**SOURCE EXTRACT**
*****
The United States Bureau of Labor Statistics has recently released a report stating that, while the frequency of work-related injuries and illnesses may be decreasing, the severity of these incidents is increasing. In 2011, workers reported non-fatal work-related incidents at a rate of 117 incidents for every 10,000 workers. That number decreased to 112 in 2012. According to the report, in 2012, approximately 1.2 million employees reported work-related injury days away from work, representing a two percent decrease from the previous year.
While the number of incidents decreased, there was a slight increase in the median number of work days that were missed as a result of work-related injuries and illnesses. In 2012, the median number of missed work days was nine, compared to eight days in 2011.
The report also reveals that new employees are more likely to suffer work-related incidents. In 2012, 30 percent of work-related injuries in the private sector occurred with employees with less than one year of job service. From 2011 to 2012, workers with less than three months of service experienced an eight percent increase in job-related injuries and workers with between three and 11 months of service experienced a five percent increase in job-related injuries.
*****
**REQUIRED ACTION**
Reproduce, word for word, the part of the injury statistics text that opens with the words containing "While the number" and closes with "in job-related injuries.". The entries that follow are not required for this work.

**MATERIAL SUPPLIED**
*****
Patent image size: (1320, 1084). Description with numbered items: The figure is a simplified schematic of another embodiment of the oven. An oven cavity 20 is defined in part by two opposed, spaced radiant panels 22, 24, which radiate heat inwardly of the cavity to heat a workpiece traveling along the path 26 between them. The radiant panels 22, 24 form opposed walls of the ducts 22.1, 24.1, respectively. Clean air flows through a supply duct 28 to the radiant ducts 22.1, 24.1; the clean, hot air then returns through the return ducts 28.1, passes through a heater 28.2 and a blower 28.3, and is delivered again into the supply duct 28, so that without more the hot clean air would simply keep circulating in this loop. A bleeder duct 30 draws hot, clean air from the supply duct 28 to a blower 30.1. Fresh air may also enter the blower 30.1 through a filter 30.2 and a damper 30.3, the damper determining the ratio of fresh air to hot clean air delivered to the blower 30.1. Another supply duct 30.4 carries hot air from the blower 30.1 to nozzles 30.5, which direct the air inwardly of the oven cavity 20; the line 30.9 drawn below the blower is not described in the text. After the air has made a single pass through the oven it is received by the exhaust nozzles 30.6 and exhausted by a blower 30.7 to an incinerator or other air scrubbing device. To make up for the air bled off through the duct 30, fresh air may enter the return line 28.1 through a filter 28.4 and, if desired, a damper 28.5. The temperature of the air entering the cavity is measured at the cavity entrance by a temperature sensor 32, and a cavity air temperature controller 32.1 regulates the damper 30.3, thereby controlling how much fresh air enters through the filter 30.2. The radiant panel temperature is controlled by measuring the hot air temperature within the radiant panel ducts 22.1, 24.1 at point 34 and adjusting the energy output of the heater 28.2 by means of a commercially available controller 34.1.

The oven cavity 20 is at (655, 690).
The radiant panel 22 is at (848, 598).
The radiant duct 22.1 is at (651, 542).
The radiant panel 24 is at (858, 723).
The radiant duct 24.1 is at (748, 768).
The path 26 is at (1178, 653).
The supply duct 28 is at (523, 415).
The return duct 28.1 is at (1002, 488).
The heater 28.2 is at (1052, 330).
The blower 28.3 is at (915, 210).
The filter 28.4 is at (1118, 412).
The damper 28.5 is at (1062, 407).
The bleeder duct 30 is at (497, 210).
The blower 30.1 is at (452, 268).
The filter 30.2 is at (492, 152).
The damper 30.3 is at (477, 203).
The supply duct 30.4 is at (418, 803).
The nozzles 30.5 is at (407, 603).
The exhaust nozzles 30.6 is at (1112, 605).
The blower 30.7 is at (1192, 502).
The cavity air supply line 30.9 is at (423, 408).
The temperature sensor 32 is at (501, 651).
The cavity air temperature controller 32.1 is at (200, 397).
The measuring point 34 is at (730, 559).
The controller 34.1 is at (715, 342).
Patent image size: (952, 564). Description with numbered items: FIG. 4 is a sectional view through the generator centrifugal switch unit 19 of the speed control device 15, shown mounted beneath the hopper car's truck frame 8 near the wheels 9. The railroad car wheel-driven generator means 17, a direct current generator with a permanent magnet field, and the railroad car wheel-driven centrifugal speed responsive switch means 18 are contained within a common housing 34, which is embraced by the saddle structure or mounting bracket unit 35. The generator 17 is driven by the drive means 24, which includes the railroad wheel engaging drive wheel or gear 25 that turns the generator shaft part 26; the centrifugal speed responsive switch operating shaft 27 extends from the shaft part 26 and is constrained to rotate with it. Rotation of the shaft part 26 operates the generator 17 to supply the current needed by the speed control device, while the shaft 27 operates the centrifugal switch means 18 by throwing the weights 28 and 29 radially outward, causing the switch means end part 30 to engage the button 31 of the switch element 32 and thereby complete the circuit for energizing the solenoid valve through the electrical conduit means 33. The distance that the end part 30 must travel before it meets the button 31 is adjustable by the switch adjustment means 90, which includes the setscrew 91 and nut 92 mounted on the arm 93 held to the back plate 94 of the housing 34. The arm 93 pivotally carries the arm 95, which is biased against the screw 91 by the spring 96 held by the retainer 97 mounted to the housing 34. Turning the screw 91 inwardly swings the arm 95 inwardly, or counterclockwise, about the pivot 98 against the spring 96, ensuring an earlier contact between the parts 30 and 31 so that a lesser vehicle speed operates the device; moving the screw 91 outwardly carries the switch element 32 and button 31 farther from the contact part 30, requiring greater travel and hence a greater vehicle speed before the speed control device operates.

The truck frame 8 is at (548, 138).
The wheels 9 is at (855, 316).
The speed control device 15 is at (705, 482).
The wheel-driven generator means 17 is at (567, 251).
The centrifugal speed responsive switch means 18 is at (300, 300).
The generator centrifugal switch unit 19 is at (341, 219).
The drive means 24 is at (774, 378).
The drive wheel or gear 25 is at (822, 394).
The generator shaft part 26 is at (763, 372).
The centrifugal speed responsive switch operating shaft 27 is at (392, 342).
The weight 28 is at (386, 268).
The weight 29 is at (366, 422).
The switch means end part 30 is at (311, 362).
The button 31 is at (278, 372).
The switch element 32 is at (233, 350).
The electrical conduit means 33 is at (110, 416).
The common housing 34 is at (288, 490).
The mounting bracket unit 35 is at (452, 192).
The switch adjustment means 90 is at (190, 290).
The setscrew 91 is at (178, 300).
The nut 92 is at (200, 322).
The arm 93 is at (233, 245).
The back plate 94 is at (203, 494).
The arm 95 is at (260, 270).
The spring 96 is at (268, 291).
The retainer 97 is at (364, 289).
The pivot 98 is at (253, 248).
*****
**YOUR SOLUTION**
While the number of incidents decreased, there was a slight increase in the median number of work days that were missed as a result of work-related injuries and illnesses. In 2012, the median number of missed work days was nine, compared to eight days in 2011.
The report also reveals that new employees are more likely to suffer work-related incidents. In 2012, 30 percent of work-related injuries in the private sector occurred with employees with less than one year of job service. From 2011 to 2012, workers with less than three months of service experienced an eight percent increase in job-related injuries and workers with between three and 11 months of service experienced a five percent increase in job-related injuries.